● Collection entries:
==========

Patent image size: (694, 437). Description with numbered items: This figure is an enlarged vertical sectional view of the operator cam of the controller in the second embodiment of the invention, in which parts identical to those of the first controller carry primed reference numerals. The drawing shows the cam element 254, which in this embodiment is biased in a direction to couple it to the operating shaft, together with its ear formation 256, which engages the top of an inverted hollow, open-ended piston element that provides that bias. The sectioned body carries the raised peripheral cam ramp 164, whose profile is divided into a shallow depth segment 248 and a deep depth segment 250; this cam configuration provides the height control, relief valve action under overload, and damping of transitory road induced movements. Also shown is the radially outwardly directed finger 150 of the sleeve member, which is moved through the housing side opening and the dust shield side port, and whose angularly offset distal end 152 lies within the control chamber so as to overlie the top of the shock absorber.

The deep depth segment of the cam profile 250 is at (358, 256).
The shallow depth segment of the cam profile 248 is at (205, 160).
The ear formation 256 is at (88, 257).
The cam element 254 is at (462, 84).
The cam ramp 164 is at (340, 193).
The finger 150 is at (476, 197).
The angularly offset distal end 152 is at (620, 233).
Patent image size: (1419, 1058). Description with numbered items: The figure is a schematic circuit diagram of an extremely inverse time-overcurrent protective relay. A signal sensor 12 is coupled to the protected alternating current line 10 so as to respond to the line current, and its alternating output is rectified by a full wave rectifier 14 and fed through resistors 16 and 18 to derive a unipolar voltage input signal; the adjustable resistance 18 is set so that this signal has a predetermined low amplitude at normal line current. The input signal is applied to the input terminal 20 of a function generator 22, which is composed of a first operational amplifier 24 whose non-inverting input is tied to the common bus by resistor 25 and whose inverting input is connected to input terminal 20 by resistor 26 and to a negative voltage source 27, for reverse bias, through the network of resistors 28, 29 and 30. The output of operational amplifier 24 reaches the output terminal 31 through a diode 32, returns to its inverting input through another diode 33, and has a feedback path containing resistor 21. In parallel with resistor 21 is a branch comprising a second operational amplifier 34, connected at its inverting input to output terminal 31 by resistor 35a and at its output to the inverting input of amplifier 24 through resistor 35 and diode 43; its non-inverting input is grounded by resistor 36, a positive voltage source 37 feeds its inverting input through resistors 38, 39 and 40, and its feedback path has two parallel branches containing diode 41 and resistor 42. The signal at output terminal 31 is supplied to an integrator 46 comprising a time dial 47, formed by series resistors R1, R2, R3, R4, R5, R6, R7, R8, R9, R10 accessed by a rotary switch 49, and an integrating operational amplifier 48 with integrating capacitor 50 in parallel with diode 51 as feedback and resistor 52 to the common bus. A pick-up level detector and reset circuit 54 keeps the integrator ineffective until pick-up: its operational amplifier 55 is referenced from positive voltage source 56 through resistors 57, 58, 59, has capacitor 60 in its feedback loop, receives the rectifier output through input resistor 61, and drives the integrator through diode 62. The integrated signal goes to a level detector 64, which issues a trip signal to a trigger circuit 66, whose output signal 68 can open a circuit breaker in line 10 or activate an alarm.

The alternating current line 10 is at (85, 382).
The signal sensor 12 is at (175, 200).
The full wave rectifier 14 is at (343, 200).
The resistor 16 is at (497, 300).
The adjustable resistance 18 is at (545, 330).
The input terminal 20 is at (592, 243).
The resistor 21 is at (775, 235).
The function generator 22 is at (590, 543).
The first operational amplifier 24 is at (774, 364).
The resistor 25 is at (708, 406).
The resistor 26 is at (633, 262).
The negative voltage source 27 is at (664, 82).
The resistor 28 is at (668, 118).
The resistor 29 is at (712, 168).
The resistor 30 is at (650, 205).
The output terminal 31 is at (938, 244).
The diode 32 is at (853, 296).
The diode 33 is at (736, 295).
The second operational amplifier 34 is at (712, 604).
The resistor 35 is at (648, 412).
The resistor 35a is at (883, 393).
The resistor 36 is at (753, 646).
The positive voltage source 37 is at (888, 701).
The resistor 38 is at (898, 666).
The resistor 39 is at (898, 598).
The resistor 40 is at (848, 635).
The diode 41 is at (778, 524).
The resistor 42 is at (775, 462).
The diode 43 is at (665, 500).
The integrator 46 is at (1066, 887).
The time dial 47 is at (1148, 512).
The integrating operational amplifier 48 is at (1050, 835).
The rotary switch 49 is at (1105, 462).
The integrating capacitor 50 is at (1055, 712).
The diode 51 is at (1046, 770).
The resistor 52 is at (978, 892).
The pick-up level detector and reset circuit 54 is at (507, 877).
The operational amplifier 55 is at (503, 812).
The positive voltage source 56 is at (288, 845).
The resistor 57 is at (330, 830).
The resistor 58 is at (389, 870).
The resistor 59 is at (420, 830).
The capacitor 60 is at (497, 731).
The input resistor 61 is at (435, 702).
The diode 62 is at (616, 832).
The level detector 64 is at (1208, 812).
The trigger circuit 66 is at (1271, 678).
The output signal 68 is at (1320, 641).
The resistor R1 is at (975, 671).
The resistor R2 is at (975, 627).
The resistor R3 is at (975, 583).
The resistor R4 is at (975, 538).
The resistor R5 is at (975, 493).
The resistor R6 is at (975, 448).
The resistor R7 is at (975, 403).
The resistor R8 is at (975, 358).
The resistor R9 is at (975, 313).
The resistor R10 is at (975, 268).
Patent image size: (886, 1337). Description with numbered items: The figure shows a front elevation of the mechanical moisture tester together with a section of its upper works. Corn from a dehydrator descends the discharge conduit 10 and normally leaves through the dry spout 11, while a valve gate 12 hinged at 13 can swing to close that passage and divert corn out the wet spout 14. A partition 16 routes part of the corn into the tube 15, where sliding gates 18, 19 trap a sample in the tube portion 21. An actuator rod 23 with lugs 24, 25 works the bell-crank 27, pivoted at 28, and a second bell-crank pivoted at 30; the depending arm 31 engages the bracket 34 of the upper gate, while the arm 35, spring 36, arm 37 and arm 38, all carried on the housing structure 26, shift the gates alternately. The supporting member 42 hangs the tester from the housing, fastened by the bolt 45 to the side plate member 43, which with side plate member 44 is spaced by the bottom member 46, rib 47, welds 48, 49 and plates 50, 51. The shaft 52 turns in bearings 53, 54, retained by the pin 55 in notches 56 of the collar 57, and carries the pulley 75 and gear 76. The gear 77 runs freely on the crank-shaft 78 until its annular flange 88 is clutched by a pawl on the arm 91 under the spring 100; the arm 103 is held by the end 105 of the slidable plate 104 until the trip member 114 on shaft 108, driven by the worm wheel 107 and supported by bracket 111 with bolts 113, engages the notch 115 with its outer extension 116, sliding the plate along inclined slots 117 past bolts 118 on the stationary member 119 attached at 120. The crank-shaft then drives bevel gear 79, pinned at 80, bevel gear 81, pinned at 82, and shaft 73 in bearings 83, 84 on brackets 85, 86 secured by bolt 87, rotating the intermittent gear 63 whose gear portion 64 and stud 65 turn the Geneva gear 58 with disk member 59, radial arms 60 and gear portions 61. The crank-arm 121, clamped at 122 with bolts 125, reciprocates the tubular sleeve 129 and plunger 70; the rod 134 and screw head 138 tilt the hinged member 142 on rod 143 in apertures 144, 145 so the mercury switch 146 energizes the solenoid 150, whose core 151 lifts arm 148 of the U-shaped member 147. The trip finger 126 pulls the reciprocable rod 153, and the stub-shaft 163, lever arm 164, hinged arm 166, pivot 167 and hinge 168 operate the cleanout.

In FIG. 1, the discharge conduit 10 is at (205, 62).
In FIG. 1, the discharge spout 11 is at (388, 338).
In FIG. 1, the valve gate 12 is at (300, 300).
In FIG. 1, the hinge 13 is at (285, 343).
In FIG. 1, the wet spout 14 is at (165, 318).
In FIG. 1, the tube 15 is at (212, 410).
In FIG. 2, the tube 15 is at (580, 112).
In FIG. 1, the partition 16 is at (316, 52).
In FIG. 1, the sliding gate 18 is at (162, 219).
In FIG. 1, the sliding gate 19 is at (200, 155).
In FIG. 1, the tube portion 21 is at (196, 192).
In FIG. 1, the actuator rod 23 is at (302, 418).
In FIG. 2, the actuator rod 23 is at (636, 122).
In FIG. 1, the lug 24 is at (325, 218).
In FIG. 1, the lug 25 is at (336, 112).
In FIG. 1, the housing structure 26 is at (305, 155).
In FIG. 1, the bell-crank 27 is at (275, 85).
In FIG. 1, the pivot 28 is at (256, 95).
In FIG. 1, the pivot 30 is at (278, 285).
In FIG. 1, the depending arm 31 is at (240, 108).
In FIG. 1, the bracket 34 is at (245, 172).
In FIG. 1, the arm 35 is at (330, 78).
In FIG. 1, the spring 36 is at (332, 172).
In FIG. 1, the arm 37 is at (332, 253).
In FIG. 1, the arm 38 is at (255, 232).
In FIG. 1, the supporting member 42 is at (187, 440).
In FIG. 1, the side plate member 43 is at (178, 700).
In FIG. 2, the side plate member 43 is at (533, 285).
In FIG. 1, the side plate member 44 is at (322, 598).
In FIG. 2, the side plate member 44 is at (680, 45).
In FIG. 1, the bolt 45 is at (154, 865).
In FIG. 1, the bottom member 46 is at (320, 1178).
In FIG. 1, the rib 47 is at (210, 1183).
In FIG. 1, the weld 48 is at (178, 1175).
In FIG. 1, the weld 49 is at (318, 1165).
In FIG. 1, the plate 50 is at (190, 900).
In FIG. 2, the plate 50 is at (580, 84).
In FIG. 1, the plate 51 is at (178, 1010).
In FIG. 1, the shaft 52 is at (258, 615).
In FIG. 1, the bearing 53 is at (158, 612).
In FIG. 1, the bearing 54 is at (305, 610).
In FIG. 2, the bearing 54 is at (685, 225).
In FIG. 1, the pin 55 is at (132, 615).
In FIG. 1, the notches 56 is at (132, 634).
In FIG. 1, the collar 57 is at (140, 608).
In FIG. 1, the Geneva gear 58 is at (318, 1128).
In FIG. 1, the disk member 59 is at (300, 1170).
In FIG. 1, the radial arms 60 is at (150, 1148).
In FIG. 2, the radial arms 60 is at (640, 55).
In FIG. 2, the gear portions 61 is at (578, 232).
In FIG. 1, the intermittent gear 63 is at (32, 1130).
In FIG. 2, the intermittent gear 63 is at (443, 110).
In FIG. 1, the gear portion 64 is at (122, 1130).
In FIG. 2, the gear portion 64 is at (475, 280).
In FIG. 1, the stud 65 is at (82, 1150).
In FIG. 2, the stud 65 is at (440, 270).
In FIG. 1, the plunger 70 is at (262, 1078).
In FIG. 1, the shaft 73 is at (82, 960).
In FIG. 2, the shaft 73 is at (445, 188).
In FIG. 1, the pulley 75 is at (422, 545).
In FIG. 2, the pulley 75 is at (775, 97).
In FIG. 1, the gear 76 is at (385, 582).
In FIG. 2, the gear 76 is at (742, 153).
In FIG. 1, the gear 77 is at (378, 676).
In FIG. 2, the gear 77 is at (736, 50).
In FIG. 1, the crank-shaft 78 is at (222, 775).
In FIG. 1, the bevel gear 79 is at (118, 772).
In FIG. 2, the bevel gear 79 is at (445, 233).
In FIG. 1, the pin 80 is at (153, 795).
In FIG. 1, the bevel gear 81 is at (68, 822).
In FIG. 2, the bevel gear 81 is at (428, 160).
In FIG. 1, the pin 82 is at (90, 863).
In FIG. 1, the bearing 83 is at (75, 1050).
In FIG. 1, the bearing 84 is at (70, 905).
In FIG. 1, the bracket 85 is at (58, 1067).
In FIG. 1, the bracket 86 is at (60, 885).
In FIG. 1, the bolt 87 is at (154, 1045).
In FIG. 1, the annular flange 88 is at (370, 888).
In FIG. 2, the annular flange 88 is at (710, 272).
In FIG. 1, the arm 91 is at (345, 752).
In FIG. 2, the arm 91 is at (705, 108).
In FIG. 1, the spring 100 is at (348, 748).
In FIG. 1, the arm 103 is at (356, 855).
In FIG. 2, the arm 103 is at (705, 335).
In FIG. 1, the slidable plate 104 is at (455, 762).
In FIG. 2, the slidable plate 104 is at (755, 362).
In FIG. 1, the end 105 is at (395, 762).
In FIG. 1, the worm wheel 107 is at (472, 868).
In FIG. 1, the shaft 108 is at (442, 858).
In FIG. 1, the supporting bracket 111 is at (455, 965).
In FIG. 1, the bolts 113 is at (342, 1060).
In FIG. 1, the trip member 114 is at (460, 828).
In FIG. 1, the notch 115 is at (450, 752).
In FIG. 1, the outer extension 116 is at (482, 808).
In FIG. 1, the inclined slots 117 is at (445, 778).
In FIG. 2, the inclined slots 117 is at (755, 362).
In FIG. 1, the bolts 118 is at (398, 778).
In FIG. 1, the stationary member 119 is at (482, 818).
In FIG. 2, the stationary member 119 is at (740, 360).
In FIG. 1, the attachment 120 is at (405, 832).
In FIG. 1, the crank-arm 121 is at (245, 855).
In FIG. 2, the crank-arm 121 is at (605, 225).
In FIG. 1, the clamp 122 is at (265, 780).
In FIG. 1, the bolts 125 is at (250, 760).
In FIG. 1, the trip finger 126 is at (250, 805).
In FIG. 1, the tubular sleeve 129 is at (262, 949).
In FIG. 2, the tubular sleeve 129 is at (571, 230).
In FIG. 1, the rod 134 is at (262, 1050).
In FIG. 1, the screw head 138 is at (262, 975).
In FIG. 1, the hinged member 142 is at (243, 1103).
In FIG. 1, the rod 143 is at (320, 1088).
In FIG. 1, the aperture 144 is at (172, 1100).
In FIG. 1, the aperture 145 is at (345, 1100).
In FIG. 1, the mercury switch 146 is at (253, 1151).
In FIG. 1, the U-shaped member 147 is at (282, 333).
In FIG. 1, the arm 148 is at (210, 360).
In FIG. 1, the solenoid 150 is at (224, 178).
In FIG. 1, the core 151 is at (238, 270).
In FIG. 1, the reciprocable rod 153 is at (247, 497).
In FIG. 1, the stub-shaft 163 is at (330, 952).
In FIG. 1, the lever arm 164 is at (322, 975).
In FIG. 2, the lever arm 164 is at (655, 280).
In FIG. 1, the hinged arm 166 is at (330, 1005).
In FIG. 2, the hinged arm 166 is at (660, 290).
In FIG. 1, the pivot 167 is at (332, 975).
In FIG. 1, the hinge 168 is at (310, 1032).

==========

● The exercise: From the records above, pull out every line that contains the string "distal".

● Response:
Patent image size: (694, 437). Description with numbered items: This figure is an enlarged vertical sectional view of the operator cam of the controller in the second embodiment of the invention, in which parts identical to those of the first controller carry primed reference numerals. The drawing shows the cam element 254, which in this embodiment is biased in a direction to couple it to the operating shaft, together with its ear formation 256, which engages the top of an inverted hollow, open-ended piston element that provides that bias. The sectioned body carries the raised peripheral cam ramp 164, whose profile is divided into a shallow depth segment 248 and a deep depth segment 250; this cam configuration provides the height control, relief valve action under overload, and damping of transitory road induced movements. Also shown is the radially outwardly directed finger 150 of the sleeve member, which is moved through the housing side opening and the dust shield side port, and whose angularly offset distal end 152 lies within the control chamber so as to overlie the top of the shock absorber.
The angularly offset distal end 152 is at (620, 233).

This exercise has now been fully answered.